» **Task to complete**: Pick out and copy every line below that has the word "title".

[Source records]
┄┄┄┄┄┄┄┄┄┄┄┄┄┄┄┄┄┄┄┄
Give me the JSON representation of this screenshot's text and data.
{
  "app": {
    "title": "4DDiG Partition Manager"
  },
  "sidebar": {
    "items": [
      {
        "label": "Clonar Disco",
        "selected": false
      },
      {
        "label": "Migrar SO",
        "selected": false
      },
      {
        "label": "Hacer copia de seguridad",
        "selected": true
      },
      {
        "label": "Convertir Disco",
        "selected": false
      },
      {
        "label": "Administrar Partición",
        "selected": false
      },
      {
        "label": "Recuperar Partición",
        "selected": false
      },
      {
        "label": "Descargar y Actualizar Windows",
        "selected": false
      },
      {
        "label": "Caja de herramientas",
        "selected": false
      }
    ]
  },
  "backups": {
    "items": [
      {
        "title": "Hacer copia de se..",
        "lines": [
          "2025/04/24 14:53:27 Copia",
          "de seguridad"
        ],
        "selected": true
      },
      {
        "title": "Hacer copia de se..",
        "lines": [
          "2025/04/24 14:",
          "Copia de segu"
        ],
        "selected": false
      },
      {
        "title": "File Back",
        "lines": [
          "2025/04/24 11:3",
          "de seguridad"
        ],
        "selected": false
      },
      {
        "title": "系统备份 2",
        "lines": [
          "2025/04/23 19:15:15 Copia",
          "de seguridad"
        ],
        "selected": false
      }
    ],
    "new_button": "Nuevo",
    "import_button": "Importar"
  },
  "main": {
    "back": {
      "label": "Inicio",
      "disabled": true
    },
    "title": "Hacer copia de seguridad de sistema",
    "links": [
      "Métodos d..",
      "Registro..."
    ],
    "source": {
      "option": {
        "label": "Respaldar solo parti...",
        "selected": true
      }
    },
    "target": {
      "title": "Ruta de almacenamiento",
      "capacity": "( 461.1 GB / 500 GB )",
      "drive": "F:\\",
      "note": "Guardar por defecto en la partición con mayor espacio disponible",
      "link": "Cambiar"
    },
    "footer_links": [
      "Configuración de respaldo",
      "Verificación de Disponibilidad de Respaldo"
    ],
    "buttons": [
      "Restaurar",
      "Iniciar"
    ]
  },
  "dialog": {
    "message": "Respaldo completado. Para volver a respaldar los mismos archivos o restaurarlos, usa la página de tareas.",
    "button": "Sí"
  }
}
┄┄┄┄┄┄┄┄┄┄┄┄┄┄┄┄┄┄┄┄
» **Final result**:
    "title": "4DDiG Partition Manager"
        "title": "Hacer copia de se..",
        "title": "Hacer copia de se..",
        "title": "File Back",
        "title": "系统备份 2",
    "title": "Hacer copia de seguridad de sistema",
      "title": "Ruta de almacenamiento",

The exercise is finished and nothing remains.